- **Material for this exercise**
* Begin *

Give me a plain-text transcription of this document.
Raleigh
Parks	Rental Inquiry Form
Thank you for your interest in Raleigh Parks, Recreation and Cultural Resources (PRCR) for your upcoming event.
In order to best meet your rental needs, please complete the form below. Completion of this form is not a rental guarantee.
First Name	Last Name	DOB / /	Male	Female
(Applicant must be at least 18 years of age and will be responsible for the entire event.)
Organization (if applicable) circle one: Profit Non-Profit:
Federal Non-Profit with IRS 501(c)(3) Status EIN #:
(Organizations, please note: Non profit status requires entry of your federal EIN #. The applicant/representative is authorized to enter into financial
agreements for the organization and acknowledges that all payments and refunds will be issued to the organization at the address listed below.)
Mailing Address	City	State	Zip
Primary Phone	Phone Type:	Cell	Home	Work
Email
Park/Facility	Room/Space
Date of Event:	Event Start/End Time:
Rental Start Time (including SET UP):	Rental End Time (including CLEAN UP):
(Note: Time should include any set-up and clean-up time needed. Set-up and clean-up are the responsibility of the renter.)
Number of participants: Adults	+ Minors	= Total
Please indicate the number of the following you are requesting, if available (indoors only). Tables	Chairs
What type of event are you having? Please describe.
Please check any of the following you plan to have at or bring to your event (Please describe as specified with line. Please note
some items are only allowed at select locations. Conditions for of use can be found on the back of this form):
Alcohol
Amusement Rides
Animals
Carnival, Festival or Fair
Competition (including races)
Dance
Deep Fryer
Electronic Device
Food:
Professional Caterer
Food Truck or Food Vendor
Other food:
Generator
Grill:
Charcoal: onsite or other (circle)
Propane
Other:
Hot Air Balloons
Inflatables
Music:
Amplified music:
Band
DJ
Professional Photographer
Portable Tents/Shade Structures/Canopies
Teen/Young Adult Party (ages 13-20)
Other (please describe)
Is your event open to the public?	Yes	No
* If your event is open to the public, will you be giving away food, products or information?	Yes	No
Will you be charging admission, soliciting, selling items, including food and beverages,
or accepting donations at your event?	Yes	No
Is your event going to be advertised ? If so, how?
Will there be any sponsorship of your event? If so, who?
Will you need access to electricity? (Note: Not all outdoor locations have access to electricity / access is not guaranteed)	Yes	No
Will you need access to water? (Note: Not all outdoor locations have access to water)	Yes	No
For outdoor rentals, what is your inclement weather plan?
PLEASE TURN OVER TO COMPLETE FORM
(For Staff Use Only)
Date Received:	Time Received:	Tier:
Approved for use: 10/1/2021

* End *

- **What to work on**
State the number of lines in this listing that contain the string "items", and add nothing else.

- **Solution to this exercise**
2